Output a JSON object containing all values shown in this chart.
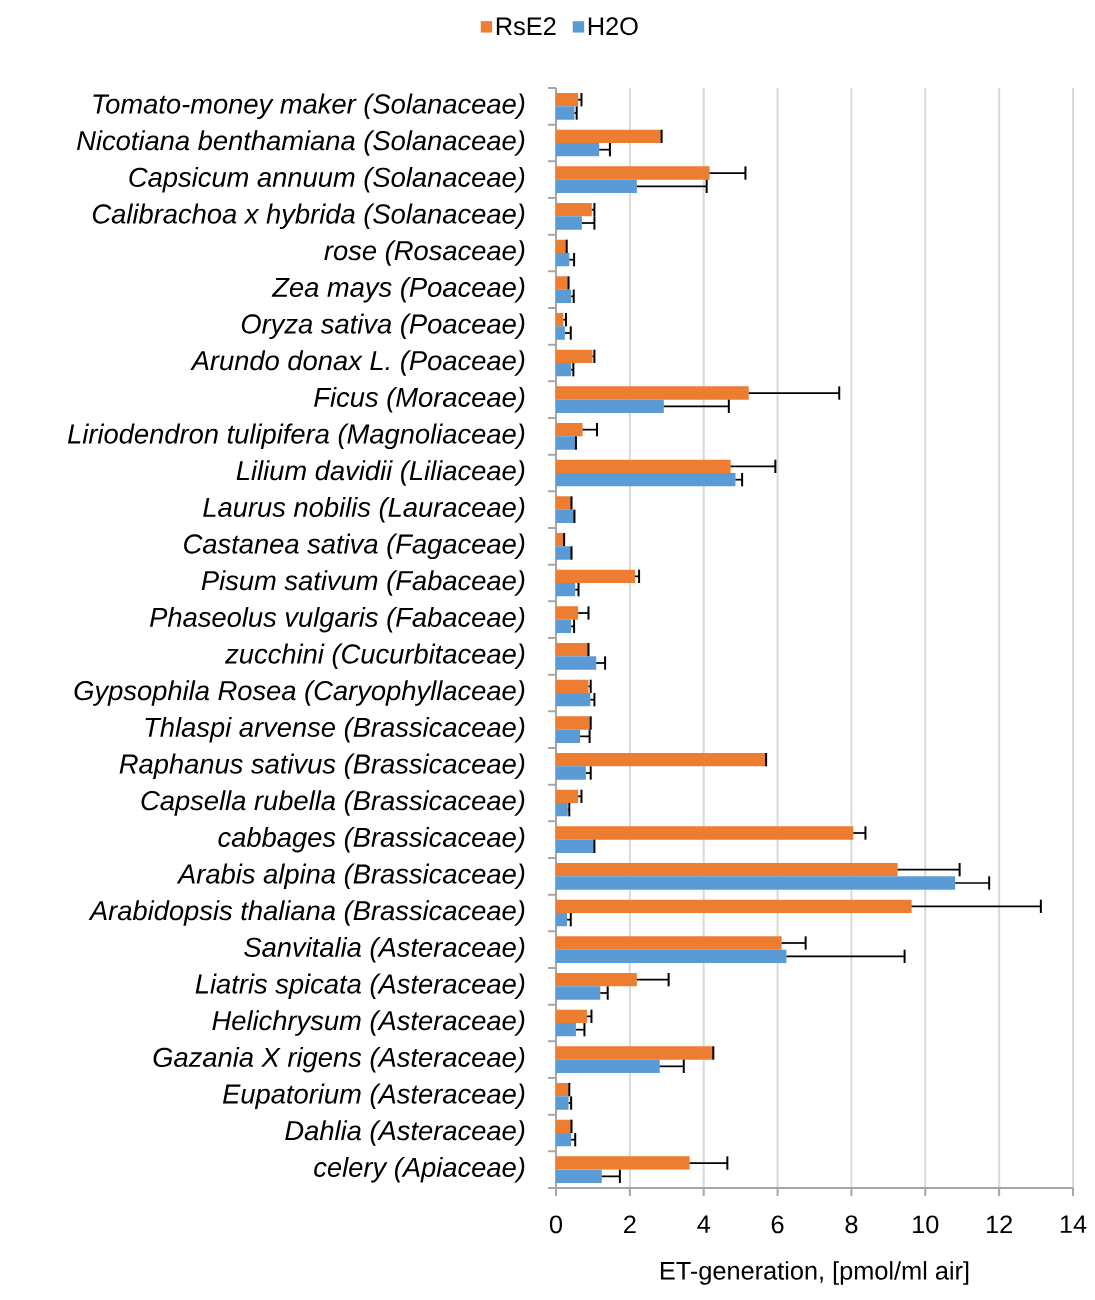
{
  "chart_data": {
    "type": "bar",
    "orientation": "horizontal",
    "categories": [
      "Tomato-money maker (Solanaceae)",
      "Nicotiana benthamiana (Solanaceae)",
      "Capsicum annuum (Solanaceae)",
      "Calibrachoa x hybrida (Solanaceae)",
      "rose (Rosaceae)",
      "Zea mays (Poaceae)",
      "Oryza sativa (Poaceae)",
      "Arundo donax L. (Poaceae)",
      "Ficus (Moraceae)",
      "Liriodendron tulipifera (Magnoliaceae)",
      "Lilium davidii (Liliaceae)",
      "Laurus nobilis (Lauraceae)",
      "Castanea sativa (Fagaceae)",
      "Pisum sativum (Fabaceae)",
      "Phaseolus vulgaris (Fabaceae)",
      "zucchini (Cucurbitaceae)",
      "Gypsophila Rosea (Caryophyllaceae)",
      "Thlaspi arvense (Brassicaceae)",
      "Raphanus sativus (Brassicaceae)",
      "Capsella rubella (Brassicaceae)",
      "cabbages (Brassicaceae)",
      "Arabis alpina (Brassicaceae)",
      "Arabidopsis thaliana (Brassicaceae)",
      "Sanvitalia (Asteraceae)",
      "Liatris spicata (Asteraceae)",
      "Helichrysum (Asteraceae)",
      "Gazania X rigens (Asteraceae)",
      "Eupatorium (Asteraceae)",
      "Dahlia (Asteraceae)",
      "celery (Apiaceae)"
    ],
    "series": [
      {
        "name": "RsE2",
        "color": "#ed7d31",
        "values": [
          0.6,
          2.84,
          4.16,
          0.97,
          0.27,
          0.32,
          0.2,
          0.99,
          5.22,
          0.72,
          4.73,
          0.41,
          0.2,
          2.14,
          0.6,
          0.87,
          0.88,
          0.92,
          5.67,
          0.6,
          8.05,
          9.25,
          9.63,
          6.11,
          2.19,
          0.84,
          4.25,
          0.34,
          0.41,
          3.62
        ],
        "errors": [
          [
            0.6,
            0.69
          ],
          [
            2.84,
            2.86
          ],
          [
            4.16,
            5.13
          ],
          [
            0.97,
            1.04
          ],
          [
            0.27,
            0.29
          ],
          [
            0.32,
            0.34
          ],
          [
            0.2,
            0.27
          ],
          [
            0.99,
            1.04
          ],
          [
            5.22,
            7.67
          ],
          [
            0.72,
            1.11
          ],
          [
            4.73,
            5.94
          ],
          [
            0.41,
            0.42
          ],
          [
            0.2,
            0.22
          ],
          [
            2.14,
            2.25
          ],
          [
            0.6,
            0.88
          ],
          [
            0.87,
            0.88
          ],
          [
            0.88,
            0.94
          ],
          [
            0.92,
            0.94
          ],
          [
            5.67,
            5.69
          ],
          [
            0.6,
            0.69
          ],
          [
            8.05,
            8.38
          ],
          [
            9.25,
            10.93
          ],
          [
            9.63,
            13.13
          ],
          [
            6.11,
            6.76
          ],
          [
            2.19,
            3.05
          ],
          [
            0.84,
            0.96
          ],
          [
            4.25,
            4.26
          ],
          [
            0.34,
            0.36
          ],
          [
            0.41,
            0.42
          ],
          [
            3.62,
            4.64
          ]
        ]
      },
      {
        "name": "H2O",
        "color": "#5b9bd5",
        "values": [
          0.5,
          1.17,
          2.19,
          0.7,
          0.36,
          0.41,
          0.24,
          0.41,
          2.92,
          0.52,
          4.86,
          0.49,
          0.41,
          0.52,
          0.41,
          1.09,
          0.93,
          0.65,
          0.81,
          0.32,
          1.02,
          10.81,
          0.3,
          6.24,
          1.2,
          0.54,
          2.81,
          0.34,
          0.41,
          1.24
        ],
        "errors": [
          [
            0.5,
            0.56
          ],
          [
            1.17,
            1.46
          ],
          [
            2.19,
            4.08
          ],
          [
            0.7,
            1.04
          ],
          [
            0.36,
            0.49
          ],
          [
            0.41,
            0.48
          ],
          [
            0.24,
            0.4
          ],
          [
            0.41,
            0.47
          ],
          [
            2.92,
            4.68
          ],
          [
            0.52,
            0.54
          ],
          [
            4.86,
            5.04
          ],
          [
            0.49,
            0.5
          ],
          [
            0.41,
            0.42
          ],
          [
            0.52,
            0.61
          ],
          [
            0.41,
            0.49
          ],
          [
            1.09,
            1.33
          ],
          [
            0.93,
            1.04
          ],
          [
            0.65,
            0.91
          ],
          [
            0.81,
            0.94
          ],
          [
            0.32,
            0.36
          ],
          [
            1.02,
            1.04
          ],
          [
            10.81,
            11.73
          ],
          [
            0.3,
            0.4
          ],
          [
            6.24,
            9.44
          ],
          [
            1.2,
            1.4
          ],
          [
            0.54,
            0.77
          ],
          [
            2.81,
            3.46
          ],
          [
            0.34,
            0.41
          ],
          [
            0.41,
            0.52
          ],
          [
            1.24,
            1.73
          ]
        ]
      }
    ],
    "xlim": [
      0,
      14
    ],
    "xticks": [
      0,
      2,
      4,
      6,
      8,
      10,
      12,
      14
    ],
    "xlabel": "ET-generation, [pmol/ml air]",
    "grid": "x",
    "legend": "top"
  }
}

--

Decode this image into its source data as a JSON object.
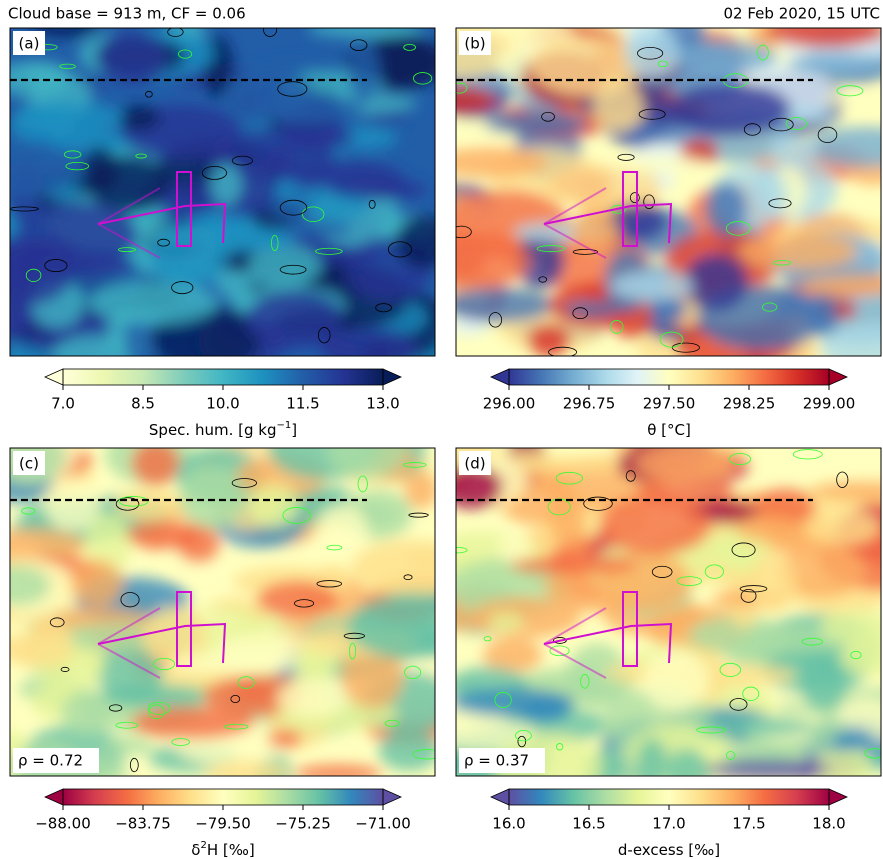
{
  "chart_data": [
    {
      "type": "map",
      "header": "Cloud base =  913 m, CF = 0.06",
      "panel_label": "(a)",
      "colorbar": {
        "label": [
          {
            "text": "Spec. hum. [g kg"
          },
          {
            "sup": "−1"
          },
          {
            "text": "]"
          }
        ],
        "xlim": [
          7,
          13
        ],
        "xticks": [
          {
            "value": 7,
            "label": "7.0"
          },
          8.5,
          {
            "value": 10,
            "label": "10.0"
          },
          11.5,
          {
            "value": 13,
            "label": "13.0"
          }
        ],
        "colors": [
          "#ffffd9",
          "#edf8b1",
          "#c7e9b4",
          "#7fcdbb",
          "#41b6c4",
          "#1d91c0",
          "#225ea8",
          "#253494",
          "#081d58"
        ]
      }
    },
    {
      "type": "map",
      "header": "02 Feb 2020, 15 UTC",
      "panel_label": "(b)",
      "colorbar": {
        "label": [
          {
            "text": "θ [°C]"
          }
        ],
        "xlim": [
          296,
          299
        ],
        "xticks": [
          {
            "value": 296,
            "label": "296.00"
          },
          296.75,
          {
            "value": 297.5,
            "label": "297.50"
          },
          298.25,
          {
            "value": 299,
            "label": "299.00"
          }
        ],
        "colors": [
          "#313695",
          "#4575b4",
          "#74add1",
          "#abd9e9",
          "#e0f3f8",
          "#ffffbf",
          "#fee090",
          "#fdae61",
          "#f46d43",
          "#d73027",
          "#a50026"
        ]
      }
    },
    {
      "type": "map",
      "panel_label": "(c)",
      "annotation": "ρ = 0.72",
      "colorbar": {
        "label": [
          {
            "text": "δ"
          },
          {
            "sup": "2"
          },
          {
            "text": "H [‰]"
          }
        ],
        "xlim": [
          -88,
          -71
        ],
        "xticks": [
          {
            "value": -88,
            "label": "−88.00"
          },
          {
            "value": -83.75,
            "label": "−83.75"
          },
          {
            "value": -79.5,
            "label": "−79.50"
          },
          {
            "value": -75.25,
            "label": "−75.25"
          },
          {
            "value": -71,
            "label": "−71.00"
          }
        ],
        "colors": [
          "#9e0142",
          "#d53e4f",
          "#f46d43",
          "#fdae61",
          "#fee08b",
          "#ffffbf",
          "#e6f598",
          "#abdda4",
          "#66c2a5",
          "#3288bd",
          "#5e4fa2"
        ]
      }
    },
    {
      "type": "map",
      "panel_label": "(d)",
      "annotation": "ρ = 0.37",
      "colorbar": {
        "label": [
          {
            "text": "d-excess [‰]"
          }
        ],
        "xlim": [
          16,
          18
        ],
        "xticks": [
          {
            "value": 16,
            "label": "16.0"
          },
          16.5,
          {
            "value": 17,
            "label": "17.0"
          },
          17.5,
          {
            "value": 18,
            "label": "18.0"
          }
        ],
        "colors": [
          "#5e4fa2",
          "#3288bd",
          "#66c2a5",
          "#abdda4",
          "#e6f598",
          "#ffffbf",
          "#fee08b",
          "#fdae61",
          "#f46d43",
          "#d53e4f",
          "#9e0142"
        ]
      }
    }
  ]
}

Task goal -> Copy out every line holding the string "JSON".

The reply ->
Output a JSON object containing all values shown in this chart.
Decode this image into its source data as a JSON object.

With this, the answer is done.